▽

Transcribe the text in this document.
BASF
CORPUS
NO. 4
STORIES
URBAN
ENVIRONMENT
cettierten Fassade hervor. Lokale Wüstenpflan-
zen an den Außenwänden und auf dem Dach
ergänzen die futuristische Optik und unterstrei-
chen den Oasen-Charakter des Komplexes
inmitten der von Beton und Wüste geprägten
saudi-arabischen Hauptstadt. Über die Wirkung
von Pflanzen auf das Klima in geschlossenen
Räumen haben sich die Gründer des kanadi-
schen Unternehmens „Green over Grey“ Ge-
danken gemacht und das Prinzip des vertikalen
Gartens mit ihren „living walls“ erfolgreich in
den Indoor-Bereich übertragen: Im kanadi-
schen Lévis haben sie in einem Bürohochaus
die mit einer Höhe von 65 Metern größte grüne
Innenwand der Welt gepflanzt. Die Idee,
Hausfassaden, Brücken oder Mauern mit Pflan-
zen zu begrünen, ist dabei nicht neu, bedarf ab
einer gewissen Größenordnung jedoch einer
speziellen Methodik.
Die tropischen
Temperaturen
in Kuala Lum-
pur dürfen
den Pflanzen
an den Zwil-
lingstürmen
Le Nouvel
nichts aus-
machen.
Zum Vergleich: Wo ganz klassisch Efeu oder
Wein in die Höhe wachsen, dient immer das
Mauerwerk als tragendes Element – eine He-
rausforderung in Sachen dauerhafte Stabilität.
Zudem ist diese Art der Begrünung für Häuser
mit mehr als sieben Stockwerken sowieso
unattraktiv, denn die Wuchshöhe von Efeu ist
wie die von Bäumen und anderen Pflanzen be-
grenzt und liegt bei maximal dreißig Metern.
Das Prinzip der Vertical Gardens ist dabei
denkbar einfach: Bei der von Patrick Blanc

△

## Stated exercise
Check every line of the material for the string "Prinzip" and give the number of lines that have it, without anything else.

## Result for this exercise
2